> Exercise details
Please return every line in the entries below with the word "header" in it.

Start of Data for this exercise

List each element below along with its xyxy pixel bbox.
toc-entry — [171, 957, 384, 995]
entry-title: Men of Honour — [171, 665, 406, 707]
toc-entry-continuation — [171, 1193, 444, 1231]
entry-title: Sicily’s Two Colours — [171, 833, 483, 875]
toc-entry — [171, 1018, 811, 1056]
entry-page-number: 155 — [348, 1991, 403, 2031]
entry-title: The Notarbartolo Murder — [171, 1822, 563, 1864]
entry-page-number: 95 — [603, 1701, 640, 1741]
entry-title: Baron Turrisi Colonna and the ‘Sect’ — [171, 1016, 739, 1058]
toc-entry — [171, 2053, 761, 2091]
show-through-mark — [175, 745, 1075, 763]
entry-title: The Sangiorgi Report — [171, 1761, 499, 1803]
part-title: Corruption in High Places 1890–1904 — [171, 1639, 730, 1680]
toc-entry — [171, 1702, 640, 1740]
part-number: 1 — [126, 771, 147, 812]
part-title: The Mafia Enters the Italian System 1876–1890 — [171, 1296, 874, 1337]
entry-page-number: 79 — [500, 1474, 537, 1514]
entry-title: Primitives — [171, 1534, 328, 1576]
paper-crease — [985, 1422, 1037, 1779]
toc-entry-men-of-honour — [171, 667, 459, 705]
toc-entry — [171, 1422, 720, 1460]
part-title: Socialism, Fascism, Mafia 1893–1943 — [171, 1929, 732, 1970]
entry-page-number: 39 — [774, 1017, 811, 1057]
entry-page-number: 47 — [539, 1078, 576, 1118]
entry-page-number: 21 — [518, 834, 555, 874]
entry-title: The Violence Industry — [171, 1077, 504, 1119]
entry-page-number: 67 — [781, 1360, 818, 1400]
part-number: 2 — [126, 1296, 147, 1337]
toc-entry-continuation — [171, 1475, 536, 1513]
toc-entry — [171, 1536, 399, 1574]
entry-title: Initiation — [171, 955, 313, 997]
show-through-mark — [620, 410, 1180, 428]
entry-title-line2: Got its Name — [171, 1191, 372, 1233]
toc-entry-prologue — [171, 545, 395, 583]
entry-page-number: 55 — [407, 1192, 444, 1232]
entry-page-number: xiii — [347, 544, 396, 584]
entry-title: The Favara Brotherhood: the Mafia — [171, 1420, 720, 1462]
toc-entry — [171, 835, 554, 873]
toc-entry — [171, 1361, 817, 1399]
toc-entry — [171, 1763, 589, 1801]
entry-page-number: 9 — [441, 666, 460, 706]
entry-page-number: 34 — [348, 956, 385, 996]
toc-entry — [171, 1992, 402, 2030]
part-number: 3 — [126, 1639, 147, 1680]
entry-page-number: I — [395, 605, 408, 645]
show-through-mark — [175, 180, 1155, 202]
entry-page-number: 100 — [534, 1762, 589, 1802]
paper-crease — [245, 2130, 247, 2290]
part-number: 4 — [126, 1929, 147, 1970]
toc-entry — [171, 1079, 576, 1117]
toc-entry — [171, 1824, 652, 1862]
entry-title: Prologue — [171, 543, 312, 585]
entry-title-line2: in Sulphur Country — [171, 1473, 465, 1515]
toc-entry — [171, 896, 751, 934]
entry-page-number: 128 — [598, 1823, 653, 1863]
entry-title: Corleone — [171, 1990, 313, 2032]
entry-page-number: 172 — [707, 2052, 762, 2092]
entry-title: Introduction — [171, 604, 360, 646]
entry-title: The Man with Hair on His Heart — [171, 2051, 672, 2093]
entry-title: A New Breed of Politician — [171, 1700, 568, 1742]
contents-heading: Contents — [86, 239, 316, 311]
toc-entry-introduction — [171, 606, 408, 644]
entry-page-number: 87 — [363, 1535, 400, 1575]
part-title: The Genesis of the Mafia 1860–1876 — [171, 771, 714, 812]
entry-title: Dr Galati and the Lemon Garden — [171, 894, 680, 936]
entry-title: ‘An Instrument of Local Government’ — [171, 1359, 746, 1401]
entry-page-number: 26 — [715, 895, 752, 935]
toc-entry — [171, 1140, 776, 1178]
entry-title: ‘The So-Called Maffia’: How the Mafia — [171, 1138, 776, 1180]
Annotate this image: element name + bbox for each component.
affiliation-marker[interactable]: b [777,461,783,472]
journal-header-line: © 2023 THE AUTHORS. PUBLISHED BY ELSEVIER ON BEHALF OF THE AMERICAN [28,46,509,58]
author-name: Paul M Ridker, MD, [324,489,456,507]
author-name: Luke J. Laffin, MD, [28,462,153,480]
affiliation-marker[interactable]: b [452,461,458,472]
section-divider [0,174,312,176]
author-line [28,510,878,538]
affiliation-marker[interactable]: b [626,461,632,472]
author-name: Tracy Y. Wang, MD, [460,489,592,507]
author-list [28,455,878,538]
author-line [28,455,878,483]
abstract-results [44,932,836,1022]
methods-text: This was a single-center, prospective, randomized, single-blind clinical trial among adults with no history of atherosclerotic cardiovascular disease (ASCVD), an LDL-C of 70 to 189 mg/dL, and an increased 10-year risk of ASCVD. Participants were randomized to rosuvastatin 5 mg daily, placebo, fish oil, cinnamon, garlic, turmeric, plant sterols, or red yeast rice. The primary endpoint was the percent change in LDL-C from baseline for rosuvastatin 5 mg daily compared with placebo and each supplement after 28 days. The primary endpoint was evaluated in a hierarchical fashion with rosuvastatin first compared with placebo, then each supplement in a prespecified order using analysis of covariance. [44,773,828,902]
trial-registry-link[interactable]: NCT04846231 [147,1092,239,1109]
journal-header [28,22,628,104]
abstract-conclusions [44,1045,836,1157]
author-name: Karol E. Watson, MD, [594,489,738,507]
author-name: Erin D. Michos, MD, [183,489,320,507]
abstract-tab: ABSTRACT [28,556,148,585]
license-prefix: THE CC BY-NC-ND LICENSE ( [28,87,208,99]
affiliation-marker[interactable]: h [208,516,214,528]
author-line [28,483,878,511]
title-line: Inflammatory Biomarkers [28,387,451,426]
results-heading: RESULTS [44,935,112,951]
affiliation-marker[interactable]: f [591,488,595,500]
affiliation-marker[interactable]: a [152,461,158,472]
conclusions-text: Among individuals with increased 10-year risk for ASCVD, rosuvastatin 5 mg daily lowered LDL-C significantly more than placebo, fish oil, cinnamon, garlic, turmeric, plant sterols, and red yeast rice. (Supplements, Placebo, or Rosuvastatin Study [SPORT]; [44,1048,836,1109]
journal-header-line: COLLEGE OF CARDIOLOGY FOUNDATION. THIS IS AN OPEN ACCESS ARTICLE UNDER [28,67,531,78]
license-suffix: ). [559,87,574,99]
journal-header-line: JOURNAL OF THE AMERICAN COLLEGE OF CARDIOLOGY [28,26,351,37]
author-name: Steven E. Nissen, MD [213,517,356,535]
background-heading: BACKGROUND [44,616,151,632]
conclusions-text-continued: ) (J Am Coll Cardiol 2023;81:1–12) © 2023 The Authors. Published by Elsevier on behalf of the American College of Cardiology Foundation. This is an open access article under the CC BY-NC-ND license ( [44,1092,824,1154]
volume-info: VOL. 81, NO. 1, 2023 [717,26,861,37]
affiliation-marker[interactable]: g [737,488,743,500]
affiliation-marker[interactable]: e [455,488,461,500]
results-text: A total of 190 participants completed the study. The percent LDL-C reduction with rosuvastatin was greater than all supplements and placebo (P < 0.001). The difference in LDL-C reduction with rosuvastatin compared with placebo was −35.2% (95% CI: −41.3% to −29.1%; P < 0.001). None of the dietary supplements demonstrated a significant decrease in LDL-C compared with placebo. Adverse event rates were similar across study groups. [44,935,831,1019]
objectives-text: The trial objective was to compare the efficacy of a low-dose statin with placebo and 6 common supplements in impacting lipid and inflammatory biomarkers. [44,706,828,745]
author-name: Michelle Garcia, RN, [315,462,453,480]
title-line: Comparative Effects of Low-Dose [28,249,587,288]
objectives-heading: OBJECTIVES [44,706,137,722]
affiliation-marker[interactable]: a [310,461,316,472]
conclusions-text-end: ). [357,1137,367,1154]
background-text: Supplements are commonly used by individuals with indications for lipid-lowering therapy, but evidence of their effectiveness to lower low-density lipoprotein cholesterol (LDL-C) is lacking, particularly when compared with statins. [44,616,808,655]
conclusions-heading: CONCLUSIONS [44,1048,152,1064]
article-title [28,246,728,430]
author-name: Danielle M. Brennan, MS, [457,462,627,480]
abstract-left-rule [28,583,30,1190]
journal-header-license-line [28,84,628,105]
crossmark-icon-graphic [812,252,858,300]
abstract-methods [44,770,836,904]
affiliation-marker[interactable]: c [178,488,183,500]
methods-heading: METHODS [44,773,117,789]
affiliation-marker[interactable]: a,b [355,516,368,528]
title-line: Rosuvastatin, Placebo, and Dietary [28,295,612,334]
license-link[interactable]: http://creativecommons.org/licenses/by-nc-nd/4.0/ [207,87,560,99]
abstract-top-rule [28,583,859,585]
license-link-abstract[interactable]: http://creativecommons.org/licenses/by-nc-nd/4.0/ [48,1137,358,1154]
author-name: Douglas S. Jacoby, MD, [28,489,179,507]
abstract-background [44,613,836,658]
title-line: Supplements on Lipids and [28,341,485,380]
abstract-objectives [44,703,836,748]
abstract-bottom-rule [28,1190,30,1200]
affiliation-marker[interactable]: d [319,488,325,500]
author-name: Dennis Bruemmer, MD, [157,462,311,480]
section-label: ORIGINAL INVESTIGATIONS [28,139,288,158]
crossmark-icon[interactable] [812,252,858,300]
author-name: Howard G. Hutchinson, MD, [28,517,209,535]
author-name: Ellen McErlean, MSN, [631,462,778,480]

End of Data for this exercise

> Answer box
journal-header-line: © 2023 THE AUTHORS. PUBLISHED BY ELSEVIER ON BEHALF OF THE AMERICAN [28,46,509,58]
journal-header [28,22,628,104]
journal-header-line: COLLEGE OF CARDIOLOGY FOUNDATION. THIS IS AN OPEN ACCESS ARTICLE UNDER [28,67,531,78]
journal-header-line: JOURNAL OF THE AMERICAN COLLEGE OF CARDIOLOGY [28,26,351,37]
journal-header-license-line [28,84,628,105]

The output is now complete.